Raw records
---*---
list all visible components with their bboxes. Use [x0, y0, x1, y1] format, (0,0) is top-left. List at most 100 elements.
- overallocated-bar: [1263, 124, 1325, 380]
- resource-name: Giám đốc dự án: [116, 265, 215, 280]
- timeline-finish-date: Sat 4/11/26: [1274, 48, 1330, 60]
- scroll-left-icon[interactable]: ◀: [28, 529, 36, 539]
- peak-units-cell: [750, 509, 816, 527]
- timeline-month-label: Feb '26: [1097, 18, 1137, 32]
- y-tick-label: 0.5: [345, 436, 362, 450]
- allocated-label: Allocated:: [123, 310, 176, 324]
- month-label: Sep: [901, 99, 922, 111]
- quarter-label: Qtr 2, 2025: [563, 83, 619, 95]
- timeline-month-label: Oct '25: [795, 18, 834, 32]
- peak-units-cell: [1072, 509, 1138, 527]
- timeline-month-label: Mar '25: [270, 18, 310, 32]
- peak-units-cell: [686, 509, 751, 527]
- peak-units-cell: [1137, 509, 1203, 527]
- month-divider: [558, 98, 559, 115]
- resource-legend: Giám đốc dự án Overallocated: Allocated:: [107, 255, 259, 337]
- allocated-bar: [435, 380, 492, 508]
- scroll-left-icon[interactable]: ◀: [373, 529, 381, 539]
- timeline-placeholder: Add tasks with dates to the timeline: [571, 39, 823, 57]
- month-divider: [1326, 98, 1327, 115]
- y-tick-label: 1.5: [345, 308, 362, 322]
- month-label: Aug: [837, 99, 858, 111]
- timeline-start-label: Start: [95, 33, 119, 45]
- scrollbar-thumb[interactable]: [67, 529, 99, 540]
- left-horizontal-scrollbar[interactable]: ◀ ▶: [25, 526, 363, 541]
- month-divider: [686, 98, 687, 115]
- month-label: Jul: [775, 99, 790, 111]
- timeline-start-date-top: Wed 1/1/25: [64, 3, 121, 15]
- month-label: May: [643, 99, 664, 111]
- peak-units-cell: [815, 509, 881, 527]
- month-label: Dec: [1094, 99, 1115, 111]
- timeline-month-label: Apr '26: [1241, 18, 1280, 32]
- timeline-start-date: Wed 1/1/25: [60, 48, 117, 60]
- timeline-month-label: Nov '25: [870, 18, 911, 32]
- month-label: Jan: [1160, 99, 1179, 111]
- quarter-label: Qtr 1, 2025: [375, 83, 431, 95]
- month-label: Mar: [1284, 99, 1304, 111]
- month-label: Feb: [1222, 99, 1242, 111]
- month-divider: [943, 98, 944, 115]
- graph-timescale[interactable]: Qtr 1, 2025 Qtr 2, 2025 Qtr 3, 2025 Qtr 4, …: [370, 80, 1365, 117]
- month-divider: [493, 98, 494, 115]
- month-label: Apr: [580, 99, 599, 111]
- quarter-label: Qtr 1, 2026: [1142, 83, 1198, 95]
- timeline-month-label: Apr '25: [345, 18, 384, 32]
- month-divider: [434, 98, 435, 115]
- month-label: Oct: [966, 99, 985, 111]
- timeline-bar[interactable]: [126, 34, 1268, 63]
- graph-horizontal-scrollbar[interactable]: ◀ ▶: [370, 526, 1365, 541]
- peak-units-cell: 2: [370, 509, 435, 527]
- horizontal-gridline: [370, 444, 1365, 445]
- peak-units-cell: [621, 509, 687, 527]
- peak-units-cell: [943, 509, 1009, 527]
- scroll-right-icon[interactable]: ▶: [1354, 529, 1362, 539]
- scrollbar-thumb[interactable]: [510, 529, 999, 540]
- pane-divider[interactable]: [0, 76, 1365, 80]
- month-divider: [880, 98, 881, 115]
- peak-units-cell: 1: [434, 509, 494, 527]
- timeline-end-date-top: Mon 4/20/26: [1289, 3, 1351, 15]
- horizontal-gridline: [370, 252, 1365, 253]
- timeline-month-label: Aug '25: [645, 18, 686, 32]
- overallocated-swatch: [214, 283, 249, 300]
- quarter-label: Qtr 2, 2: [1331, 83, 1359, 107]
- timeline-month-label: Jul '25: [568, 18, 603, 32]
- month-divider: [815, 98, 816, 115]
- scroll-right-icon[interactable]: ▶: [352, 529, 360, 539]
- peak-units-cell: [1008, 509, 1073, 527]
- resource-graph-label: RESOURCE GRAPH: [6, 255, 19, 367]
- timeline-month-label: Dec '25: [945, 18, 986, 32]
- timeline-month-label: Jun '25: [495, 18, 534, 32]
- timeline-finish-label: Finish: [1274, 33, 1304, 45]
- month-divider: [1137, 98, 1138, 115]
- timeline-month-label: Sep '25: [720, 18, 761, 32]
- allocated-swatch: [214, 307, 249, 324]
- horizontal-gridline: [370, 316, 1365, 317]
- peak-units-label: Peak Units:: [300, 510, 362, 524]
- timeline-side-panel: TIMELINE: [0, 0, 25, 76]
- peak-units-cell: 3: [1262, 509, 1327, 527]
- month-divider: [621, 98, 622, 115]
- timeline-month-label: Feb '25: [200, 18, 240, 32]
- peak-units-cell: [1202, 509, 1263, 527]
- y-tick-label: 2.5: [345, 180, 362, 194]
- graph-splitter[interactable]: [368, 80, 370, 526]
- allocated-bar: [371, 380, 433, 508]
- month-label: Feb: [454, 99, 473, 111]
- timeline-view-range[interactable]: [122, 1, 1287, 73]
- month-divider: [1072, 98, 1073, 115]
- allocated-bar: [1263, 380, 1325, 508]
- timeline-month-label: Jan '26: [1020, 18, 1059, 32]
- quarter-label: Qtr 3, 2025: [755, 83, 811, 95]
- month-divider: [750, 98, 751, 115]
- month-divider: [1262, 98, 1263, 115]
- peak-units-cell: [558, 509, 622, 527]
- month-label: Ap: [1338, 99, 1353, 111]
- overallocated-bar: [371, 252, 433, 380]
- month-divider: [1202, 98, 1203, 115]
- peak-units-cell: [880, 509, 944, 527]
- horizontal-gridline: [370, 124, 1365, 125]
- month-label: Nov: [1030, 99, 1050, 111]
---*---
STATED PROBLEM
Rewrite the records above, changing each occurrence of "month-divider" to "month-separator" and keeping every other character the same.

ANSWER FOR THE TASK
list all visible components with their bboxes. Use [x0, y0, x1, y1] format, (0,0) is top-left. List at most 100 elements.
- overallocated-bar: [1263, 124, 1325, 380]
- resource-name: Giám đốc dự án: [116, 265, 215, 280]
- timeline-finish-date: Sat 4/11/26: [1274, 48, 1330, 60]
- scroll-left-icon[interactable]: ◀: [28, 529, 36, 539]
- peak-units-cell: [750, 509, 816, 527]
- timeline-month-label: Feb '26: [1097, 18, 1137, 32]
- y-tick-label: 0.5: [345, 436, 362, 450]
- allocated-label: Allocated:: [123, 310, 176, 324]
- month-label: Sep: [901, 99, 922, 111]
- quarter-label: Qtr 2, 2025: [563, 83, 619, 95]
- timeline-month-label: Oct '25: [795, 18, 834, 32]
- peak-units-cell: [1072, 509, 1138, 527]
- timeline-month-label: Mar '25: [270, 18, 310, 32]
- peak-units-cell: [686, 509, 751, 527]
- peak-units-cell: [1137, 509, 1203, 527]
- month-separator: [558, 98, 559, 115]
- resource-legend: Giám đốc dự án Overallocated: Allocated:: [107, 255, 259, 337]
- allocated-bar: [435, 380, 492, 508]
- scroll-left-icon[interactable]: ◀: [373, 529, 381, 539]
- timeline-placeholder: Add tasks with dates to the timeline: [571, 39, 823, 57]
- month-separator: [1326, 98, 1327, 115]
- y-tick-label: 1.5: [345, 308, 362, 322]
- month-label: Aug: [837, 99, 858, 111]
- timeline-start-label: Start: [95, 33, 119, 45]
- scrollbar-thumb[interactable]: [67, 529, 99, 540]
- left-horizontal-scrollbar[interactable]: ◀ ▶: [25, 526, 363, 541]
- month-separator: [686, 98, 687, 115]
- month-label: Jul: [775, 99, 790, 111]
- timeline-start-date-top: Wed 1/1/25: [64, 3, 121, 15]
- month-label: May: [643, 99, 664, 111]
- peak-units-cell: [815, 509, 881, 527]
- month-label: Dec: [1094, 99, 1115, 111]
- timeline-month-label: Apr '26: [1241, 18, 1280, 32]
- timeline-start-date: Wed 1/1/25: [60, 48, 117, 60]
- timeline-month-label: Nov '25: [870, 18, 911, 32]
- month-label: Jan: [1160, 99, 1179, 111]
- quarter-label: Qtr 1, 2025: [375, 83, 431, 95]
- month-label: Mar: [1284, 99, 1304, 111]
- month-label: Feb: [1222, 99, 1242, 111]
- month-separator: [943, 98, 944, 115]
- graph-timescale[interactable]: Qtr 1, 2025 Qtr 2, 2025 Qtr 3, 2025 Qtr 4, …: [370, 80, 1365, 117]
- month-separator: [493, 98, 494, 115]
- month-label: Apr: [580, 99, 599, 111]
- quarter-label: Qtr 1, 2026: [1142, 83, 1198, 95]
- timeline-month-label: Apr '25: [345, 18, 384, 32]
- month-separator: [434, 98, 435, 115]
- month-label: Oct: [966, 99, 985, 111]
- timeline-bar[interactable]: [126, 34, 1268, 63]
- graph-horizontal-scrollbar[interactable]: ◀ ▶: [370, 526, 1365, 541]
- peak-units-cell: 2: [370, 509, 435, 527]
- horizontal-gridline: [370, 444, 1365, 445]
- peak-units-cell: [621, 509, 687, 527]
- peak-units-cell: [943, 509, 1009, 527]
- scroll-right-icon[interactable]: ▶: [1354, 529, 1362, 539]
- scrollbar-thumb[interactable]: [510, 529, 999, 540]
- pane-divider[interactable]: [0, 76, 1365, 80]
- month-separator: [880, 98, 881, 115]
- peak-units-cell: 1: [434, 509, 494, 527]
- timeline-end-date-top: Mon 4/20/26: [1289, 3, 1351, 15]
- horizontal-gridline: [370, 252, 1365, 253]
- timeline-month-label: Aug '25: [645, 18, 686, 32]
- overallocated-swatch: [214, 283, 249, 300]
- quarter-label: Qtr 2, 2: [1331, 83, 1359, 107]
- timeline-month-label: Jul '25: [568, 18, 603, 32]
- month-separator: [815, 98, 816, 115]
- scroll-right-icon[interactable]: ▶: [352, 529, 360, 539]
- peak-units-cell: [1008, 509, 1073, 527]
- resource-graph-label: RESOURCE GRAPH: [6, 255, 19, 367]
- timeline-month-label: Dec '25: [945, 18, 986, 32]
- timeline-month-label: Jun '25: [495, 18, 534, 32]
- timeline-finish-label: Finish: [1274, 33, 1304, 45]
- month-separator: [1137, 98, 1138, 115]
- timeline-month-label: Sep '25: [720, 18, 761, 32]
- allocated-swatch: [214, 307, 249, 324]
- horizontal-gridline: [370, 316, 1365, 317]
- peak-units-label: Peak Units:: [300, 510, 362, 524]
- timeline-side-panel: TIMELINE: [0, 0, 25, 76]
- peak-units-cell: 3: [1262, 509, 1327, 527]
- month-separator: [621, 98, 622, 115]
- timeline-month-label: Feb '25: [200, 18, 240, 32]
- peak-units-cell: [1202, 509, 1263, 527]
- y-tick-label: 2.5: [345, 180, 362, 194]
- graph-splitter[interactable]: [368, 80, 370, 526]
- allocated-bar: [371, 380, 433, 508]
- month-label: Feb: [454, 99, 473, 111]
- timeline-view-range[interactable]: [122, 1, 1287, 73]
- month-separator: [1072, 98, 1073, 115]
- allocated-bar: [1263, 380, 1325, 508]
- timeline-month-label: Jan '26: [1020, 18, 1059, 32]
- quarter-label: Qtr 3, 2025: [755, 83, 811, 95]
- month-separator: [750, 98, 751, 115]
- month-separator: [1262, 98, 1263, 115]
- peak-units-cell: [558, 509, 622, 527]
- month-label: Ap: [1338, 99, 1353, 111]
- overallocated-bar: [371, 252, 433, 380]
- month-separator: [1202, 98, 1203, 115]
- peak-units-cell: [880, 509, 944, 527]
- horizontal-gridline: [370, 124, 1365, 125]
- month-label: Nov: [1030, 99, 1050, 111]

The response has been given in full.